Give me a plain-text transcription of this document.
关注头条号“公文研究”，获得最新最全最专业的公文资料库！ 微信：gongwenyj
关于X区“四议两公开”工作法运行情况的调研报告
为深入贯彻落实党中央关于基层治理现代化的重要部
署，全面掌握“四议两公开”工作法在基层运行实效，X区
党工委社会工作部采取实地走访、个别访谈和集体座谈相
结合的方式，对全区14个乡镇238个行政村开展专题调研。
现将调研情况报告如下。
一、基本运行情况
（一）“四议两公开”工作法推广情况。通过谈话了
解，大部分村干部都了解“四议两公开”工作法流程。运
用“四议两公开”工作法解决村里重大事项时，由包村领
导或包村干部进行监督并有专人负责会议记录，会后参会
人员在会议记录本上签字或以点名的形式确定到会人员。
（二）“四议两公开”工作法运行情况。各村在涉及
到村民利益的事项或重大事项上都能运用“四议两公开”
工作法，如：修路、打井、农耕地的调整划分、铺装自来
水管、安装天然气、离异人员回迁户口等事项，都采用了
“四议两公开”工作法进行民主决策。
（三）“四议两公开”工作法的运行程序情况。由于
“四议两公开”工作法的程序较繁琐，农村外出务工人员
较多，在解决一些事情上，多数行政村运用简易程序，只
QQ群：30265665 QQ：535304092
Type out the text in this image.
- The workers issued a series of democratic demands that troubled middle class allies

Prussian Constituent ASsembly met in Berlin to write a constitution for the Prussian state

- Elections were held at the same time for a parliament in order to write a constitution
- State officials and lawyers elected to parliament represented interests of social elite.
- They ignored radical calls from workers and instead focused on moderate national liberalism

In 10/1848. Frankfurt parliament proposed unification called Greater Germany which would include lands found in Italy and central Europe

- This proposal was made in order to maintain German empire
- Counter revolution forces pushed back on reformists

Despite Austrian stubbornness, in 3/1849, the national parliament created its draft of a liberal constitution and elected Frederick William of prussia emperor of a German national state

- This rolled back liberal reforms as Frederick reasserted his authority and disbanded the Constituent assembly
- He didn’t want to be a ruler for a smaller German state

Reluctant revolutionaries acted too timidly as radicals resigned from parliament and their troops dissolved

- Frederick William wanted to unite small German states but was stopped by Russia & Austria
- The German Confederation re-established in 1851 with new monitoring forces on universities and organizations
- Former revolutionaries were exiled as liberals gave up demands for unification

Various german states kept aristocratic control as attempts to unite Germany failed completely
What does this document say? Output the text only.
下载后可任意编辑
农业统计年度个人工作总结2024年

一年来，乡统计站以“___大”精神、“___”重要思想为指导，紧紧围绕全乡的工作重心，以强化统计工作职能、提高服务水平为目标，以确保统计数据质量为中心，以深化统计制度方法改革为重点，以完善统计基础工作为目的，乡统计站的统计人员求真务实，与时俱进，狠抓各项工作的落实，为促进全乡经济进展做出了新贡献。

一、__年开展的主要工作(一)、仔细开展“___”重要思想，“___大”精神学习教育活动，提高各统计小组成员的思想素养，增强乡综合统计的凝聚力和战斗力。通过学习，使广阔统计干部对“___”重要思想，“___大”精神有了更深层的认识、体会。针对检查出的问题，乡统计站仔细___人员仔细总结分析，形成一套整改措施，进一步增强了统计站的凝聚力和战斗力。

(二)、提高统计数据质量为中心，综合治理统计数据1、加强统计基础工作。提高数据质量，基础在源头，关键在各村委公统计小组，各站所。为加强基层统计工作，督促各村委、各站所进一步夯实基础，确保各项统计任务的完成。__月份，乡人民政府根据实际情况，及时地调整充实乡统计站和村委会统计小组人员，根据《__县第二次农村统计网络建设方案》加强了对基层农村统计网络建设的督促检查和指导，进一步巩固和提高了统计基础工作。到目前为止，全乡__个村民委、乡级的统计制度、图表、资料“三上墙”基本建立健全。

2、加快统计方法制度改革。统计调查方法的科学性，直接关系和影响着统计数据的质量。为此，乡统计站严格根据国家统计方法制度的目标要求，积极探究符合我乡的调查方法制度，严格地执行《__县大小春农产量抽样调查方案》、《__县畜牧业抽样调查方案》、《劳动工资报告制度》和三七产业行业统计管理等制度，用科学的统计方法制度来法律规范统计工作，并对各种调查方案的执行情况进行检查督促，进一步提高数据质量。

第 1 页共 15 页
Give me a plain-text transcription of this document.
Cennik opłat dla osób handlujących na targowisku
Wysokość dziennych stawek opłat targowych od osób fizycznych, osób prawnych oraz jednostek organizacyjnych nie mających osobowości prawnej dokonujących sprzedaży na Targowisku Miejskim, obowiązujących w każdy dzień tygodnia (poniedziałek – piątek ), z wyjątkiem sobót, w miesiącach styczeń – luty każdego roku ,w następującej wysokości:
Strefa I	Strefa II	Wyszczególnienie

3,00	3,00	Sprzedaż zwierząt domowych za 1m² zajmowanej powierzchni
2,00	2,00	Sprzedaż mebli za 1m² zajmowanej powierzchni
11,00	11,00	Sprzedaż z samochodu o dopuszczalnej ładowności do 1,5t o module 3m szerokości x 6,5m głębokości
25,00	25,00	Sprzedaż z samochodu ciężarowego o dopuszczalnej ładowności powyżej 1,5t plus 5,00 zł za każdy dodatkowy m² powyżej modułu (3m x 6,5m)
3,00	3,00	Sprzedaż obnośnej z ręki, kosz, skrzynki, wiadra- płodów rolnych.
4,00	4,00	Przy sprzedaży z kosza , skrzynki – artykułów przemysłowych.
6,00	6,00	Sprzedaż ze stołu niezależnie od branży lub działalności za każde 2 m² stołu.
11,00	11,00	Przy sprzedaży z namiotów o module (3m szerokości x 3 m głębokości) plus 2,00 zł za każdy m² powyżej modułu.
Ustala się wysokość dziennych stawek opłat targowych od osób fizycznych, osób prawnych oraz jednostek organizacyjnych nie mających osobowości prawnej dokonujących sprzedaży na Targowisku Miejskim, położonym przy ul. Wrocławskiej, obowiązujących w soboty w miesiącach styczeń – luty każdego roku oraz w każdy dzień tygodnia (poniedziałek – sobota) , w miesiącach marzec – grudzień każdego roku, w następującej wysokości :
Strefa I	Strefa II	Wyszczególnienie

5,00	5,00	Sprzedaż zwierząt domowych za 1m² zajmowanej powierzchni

- _THE PROBLEM_:
From the listing above, extract every line exactly as it stands.

- _TASK RESULT_:
Give me a plain-text transcription of this document.
关注头条号“公文研究”，获得最新最全最专业的公文资料库！ 微信：gongwenyj
关于X区“四议两公开”工作法运行情况的调研报告
为深入贯彻落实党中央关于基层治理现代化的重要部
署，全面掌握“四议两公开”工作法在基层运行实效，X区
党工委社会工作部采取实地走访、个别访谈和集体座谈相
结合的方式，对全区14个乡镇238个行政村开展专题调研。
现将调研情况报告如下。
一、基本运行情况
（一）“四议两公开”工作法推广情况。通过谈话了
解，大部分村干部都了解“四议两公开”工作法流程。运
用“四议两公开”工作法解决村里重大事项时，由包村领
导或包村干部进行监督并有专人负责会议记录，会后参会
人员在会议记录本上签字或以点名的形式确定到会人员。
（二）“四议两公开”工作法运行情况。各村在涉及
到村民利益的事项或重大事项上都能运用“四议两公开”
工作法，如：修路、打井、农耕地的调整划分、铺装自来
水管、安装天然气、离异人员回迁户口等事项，都采用了
“四议两公开”工作法进行民主决策。
（三）“四议两公开”工作法的运行程序情况。由于
“四议两公开”工作法的程序较繁琐，农村外出务工人员
较多，在解决一些事情上，多数行政村运用简易程序，只
QQ群：30265665 QQ：535304092
Type out the text in this image.
- The workers issued a series of democratic demands that troubled middle class allies

Prussian Constituent ASsembly met in Berlin to write a constitution for the Prussian state

- Elections were held at the same time for a parliament in order to write a constitution
- State officials and lawyers elected to parliament represented interests of social elite.
- They ignored radical calls from workers and instead focused on moderate national liberalism

In 10/1848. Frankfurt parliament proposed unification called Greater Germany which would include lands found in Italy and central Europe

- This proposal was made in order to maintain German empire
- Counter revolution forces pushed back on reformists

Despite Austrian stubbornness, in 3/1849, the national parliament created its draft of a liberal constitution and elected Frederick William of prussia emperor of a German national state

- This rolled back liberal reforms as Frederick reasserted his authority and disbanded the Constituent assembly
- He didn’t want to be a ruler for a smaller German state

Reluctant revolutionaries acted too timidly as radicals resigned from parliament and their troops dissolved

- Frederick William wanted to unite small German states but was stopped by Russia & Austria
- The German Confederation re-established in 1851 with new monitoring forces on universities and organizations
- Former revolutionaries were exiled as liberals gave up demands for unification

Various german states kept aristocratic control as attempts to unite Germany failed completely
What does this document say? Output the text only.
下载后可任意编辑
农业统计年度个人工作总结2024年

一年来，乡统计站以“___大”精神、“___”重要思想为指导，紧紧围绕全乡的工作重心，以强化统计工作职能、提高服务水平为目标，以确保统计数据质量为中心，以深化统计制度方法改革为重点，以完善统计基础工作为目的，乡统计站的统计人员求真务实，与时俱进，狠抓各项工作的落实，为促进全乡经济进展做出了新贡献。

一、__年开展的主要工作(一)、仔细开展“___”重要思想，“___大”精神学习教育活动，提高各统计小组成员的思想素养，增强乡综合统计的凝聚力和战斗力。通过学习，使广阔统计干部对“___”重要思想，“___大”精神有了更深层的认识、体会。针对检查出的问题，乡统计站仔细___人员仔细总结分析，形成一套整改措施，进一步增强了统计站的凝聚力和战斗力。

(二)、提高统计数据质量为中心，综合治理统计数据1、加强统计基础工作。提高数据质量，基础在源头，关键在各村委公统计小组，各站所。为加强基层统计工作，督促各村委、各站所进一步夯实基础，确保各项统计任务的完成。__月份，乡人民政府根据实际情况，及时地调整充实乡统计站和村委会统计小组人员，根据《__县第二次农村统计网络建设方案》加强了对基层农村统计网络建设的督促检查和指导，进一步巩固和提高了统计基础工作。到目前为止，全乡__个村民委、乡级的统计制度、图表、资料“三上墙”基本建立健全。

2、加快统计方法制度改革。统计调查方法的科学性，直接关系和影响着统计数据的质量。为此，乡统计站严格根据国家统计方法制度的目标要求，积极探究符合我乡的调查方法制度，严格地执行《__县大小春农产量抽样调查方案》、《__县畜牧业抽样调查方案》、《劳动工资报告制度》和三七产业行业统计管理等制度，用科学的统计方法制度来法律规范统计工作，并对各种调查方案的执行情况进行检查督促，进一步提高数据质量。

第 1 页共 15 页
Give me a plain-text transcription of this document.
Cennik opłat dla osób handlujących na targowisku
Wysokość dziennych stawek opłat targowych od osób fizycznych, osób prawnych oraz jednostek organizacyjnych nie mających osobowości prawnej dokonujących sprzedaży na Targowisku Miejskim, obowiązujących w każdy dzień tygodnia (poniedziałek – piątek ), z wyjątkiem sobót, w miesiącach styczeń – luty każdego roku ,w następującej wysokości:
Strefa I	Strefa II	Wyszczególnienie

3,00	3,00	Sprzedaż zwierząt domowych za 1m² zajmowanej powierzchni
2,00	2,00	Sprzedaż mebli za 1m² zajmowanej powierzchni
11,00	11,00	Sprzedaż z samochodu o dopuszczalnej ładowności do 1,5t o module 3m szerokości x 6,5m głębokości
25,00	25,00	Sprzedaż z samochodu ciężarowego o dopuszczalnej ładowności powyżej 1,5t plus 5,00 zł za każdy dodatkowy m² powyżej modułu (3m x 6,5m)
3,00	3,00	Sprzedaż obnośnej z ręki, kosz, skrzynki, wiadra- płodów rolnych.
4,00	4,00	Przy sprzedaży z kosza , skrzynki – artykułów przemysłowych.
6,00	6,00	Sprzedaż ze stołu niezależnie od branży lub działalności za każde 2 m² stołu.
11,00	11,00	Przy sprzedaży z namiotów o module (3m szerokości x 3 m głębokości) plus 2,00 zł za każdy m² powyżej modułu.
Ustala się wysokość dziennych stawek opłat targowych od osób fizycznych, osób prawnych oraz jednostek organizacyjnych nie mających osobowości prawnej dokonujących sprzedaży na Targowisku Miejskim, położonym przy ul. Wrocławskiej, obowiązujących w soboty w miesiącach styczeń – luty każdego roku oraz w każdy dzień tygodnia (poniedziałek – sobota) , w miesiącach marzec – grudzień każdego roku, w następującej wysokości :
Strefa I	Strefa II	Wyszczególnienie

5,00	5,00	Sprzedaż zwierząt domowych za 1m² zajmowanej powierzchni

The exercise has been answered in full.